*Set problem*
Repeat each record exactly as written, and drop any images.

*Raw records*

#####

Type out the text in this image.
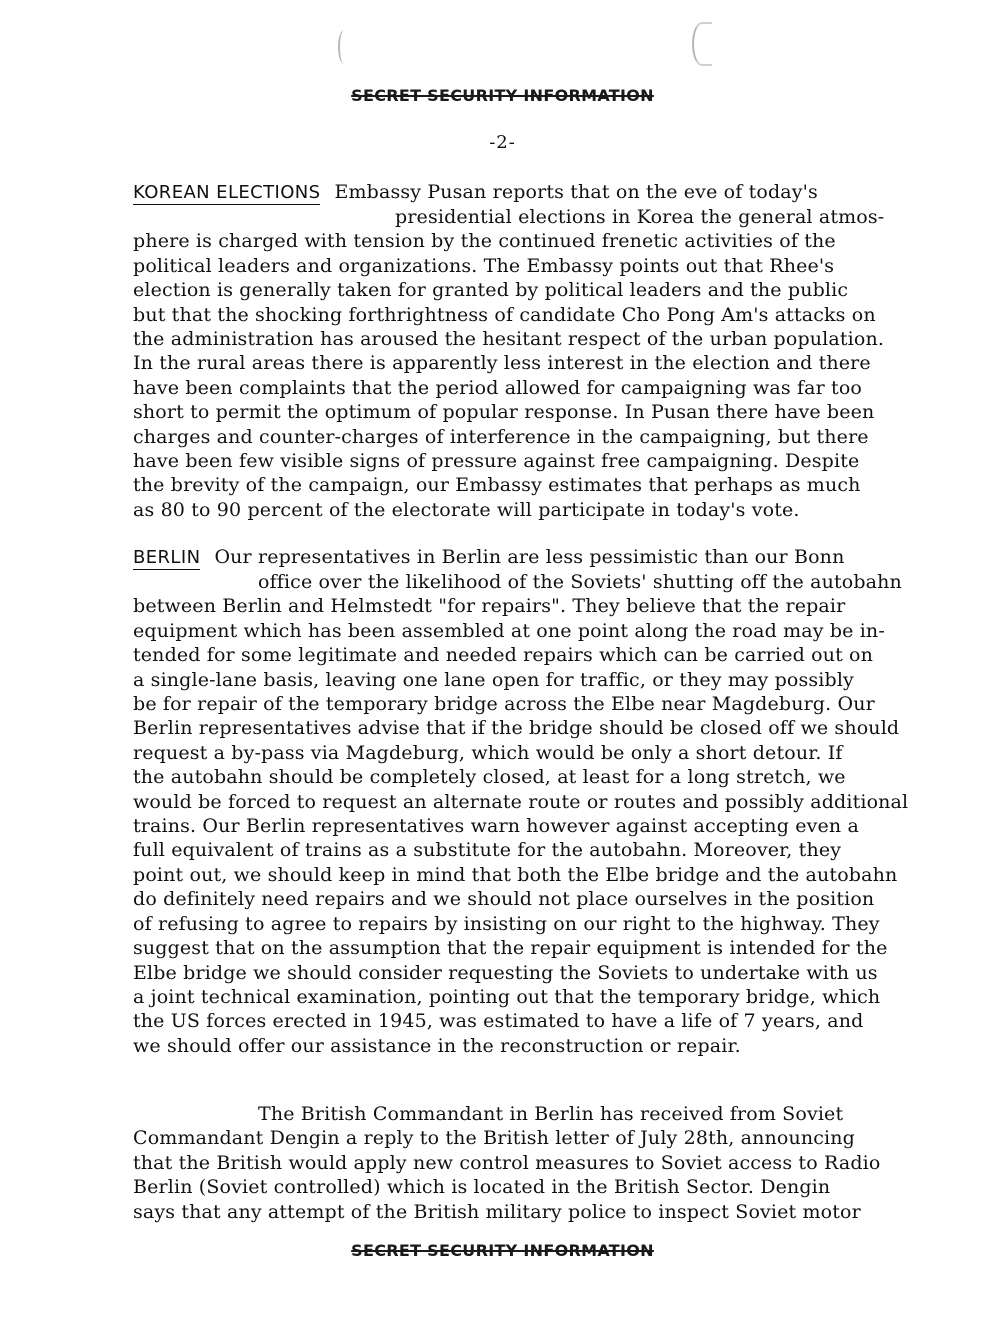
SECRET SECURITY INFORMATION
-2-
KOREAN ELECTIONS Embassy Pusan reports that on the eve of today's
presidential elections in Korea the general atmos-
phere is charged with tension by the continued frenetic activities of the
political leaders and organizations. The Embassy points out that Rhee's
election is generally taken for granted by political leaders and the public
but that the shocking forthrightness of candidate Cho Pong Am's attacks on
the administration has aroused the hesitant respect of the urban population.
In the rural areas there is apparently less interest in the election and there
have been complaints that the period allowed for campaigning was far too
short to permit the optimum of popular response. In Pusan there have been
charges and counter-charges of interference in the campaigning, but there
have been few visible signs of pressure against free campaigning. Despite
the brevity of the campaign, our Embassy estimates that perhaps as much
as 80 to 90 percent of the electorate will participate in today's vote.
BERLIN Our representatives in Berlin are less pessimistic than our Bonn
office over the likelihood of the Soviets' shutting off the autobahn
between Berlin and Helmstedt "for repairs". They believe that the repair
equipment which has been assembled at one point along the road may be in-
tended for some legitimate and needed repairs which can be carried out on
a single-lane basis, leaving one lane open for traffic, or they may possibly
be for repair of the temporary bridge across the Elbe near Magdeburg. Our
Berlin representatives advise that if the bridge should be closed off we should
request a by-pass via Magdeburg, which would be only a short detour. If
the autobahn should be completely closed, at least for a long stretch, we
would be forced to request an alternate route or routes and possibly additional
trains. Our Berlin representatives warn however against accepting even a
full equivalent of trains as a substitute for the autobahn. Moreover, they
point out, we should keep in mind that both the Elbe bridge and the autobahn
do definitely need repairs and we should not place ourselves in the position
of refusing to agree to repairs by insisting on our right to the highway. They
suggest that on the assumption that the repair equipment is intended for the
Elbe bridge we should consider requesting the Soviets to undertake with us
a joint technical examination, pointing out that the temporary bridge, which
the US forces erected in 1945, was estimated to have a life of 7 years, and
we should offer our assistance in the reconstruction or repair.
The British Commandant in Berlin has received from Soviet
Commandant Dengin a reply to the British letter of July 28th, announcing
that the British would apply new control measures to Soviet access to Radio
Berlin (Soviet controlled) which is located in the British Sector. Dengin
says that any attempt of the British military police to inspect Soviet motor
SECRET SECURITY INFORMATION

#####

*Worked solution*
Type out the text in this image.
SECRET SECURITY INFORMATION
-2-
KOREAN ELECTIONS Embassy Pusan reports that on the eve of today's
presidential elections in Korea the general atmos-
phere is charged with tension by the continued frenetic activities of the
political leaders and organizations. The Embassy points out that Rhee's
election is generally taken for granted by political leaders and the public
but that the shocking forthrightness of candidate Cho Pong Am's attacks on
the administration has aroused the hesitant respect of the urban population.
In the rural areas there is apparently less interest in the election and there
have been complaints that the period allowed for campaigning was far too
short to permit the optimum of popular response. In Pusan there have been
charges and counter-charges of interference in the campaigning, but there
have been few visible signs of pressure against free campaigning. Despite
the brevity of the campaign, our Embassy estimates that perhaps as much
as 80 to 90 percent of the electorate will participate in today's vote.
BERLIN Our representatives in Berlin are less pessimistic than our Bonn
office over the likelihood of the Soviets' shutting off the autobahn
between Berlin and Helmstedt "for repairs". They believe that the repair
equipment which has been assembled at one point along the road may be in-
tended for some legitimate and needed repairs which can be carried out on
a single-lane basis, leaving one lane open for traffic, or they may possibly
be for repair of the temporary bridge across the Elbe near Magdeburg. Our
Berlin representatives advise that if the bridge should be closed off we should
request a by-pass via Magdeburg, which would be only a short detour. If
the autobahn should be completely closed, at least for a long stretch, we
would be forced to request an alternate route or routes and possibly additional
trains. Our Berlin representatives warn however against accepting even a
full equivalent of trains as a substitute for the autobahn. Moreover, they
point out, we should keep in mind that both the Elbe bridge and the autobahn
do definitely need repairs and we should not place ourselves in the position
of refusing to agree to repairs by insisting on our right to the highway. They
suggest that on the assumption that the repair equipment is intended for the
Elbe bridge we should consider requesting the Soviets to undertake with us
a joint technical examination, pointing out that the temporary bridge, which
the US forces erected in 1945, was estimated to have a life of 7 years, and
we should offer our assistance in the reconstruction or repair.
The British Commandant in Berlin has received from Soviet
Commandant Dengin a reply to the British letter of July 28th, announcing
that the British would apply new control measures to Soviet access to Radio
Berlin (Soviet controlled) which is located in the British Sector. Dengin
says that any attempt of the British military police to inspect Soviet motor
SECRET SECURITY INFORMATION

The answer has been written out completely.